(Data entries)

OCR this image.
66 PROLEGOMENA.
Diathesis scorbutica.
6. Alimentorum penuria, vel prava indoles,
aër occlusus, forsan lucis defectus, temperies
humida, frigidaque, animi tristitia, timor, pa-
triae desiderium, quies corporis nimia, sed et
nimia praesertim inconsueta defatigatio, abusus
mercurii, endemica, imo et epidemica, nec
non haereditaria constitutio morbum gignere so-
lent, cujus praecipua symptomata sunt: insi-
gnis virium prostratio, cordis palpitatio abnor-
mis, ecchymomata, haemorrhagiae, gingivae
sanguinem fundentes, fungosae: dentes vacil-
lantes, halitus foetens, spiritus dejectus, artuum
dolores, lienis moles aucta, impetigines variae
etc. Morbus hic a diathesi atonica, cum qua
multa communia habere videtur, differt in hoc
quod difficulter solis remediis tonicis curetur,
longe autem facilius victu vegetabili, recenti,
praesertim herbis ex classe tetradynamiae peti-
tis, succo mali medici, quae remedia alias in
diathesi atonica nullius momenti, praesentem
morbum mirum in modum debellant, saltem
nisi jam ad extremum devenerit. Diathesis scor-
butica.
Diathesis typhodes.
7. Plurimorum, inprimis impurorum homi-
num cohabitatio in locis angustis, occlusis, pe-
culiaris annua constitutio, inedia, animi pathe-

__Task objective__
Make an exact copy of all the data.

__Task solution__
OCR this image.
66 PROLEGOMENA.
Diathesis scorbutica.
6. Alimentorum penuria, vel prava indoles,
aër occlusus, forsan lucis defectus, temperies
humida, frigidaque, animi tristitia, timor, pa-
triae desiderium, quies corporis nimia, sed et
nimia praesertim inconsueta defatigatio, abusus
mercurii, endemica, imo et epidemica, nec
non haereditaria constitutio morbum gignere so-
lent, cujus praecipua symptomata sunt: insi-
gnis virium prostratio, cordis palpitatio abnor-
mis, ecchymomata, haemorrhagiae, gingivae
sanguinem fundentes, fungosae: dentes vacil-
lantes, halitus foetens, spiritus dejectus, artuum
dolores, lienis moles aucta, impetigines variae
etc. Morbus hic a diathesi atonica, cum qua
multa communia habere videtur, differt in hoc
quod difficulter solis remediis tonicis curetur,
longe autem facilius victu vegetabili, recenti,
praesertim herbis ex classe tetradynamiae peti-
tis, succo mali medici, quae remedia alias in
diathesi atonica nullius momenti, praesentem
morbum mirum in modum debellant, saltem
nisi jam ad extremum devenerit. Diathesis scor-
butica.
Diathesis typhodes.
7. Plurimorum, inprimis impurorum homi-
num cohabitatio in locis angustis, occlusis, pe-
culiaris annua constitutio, inedia, animi pathe-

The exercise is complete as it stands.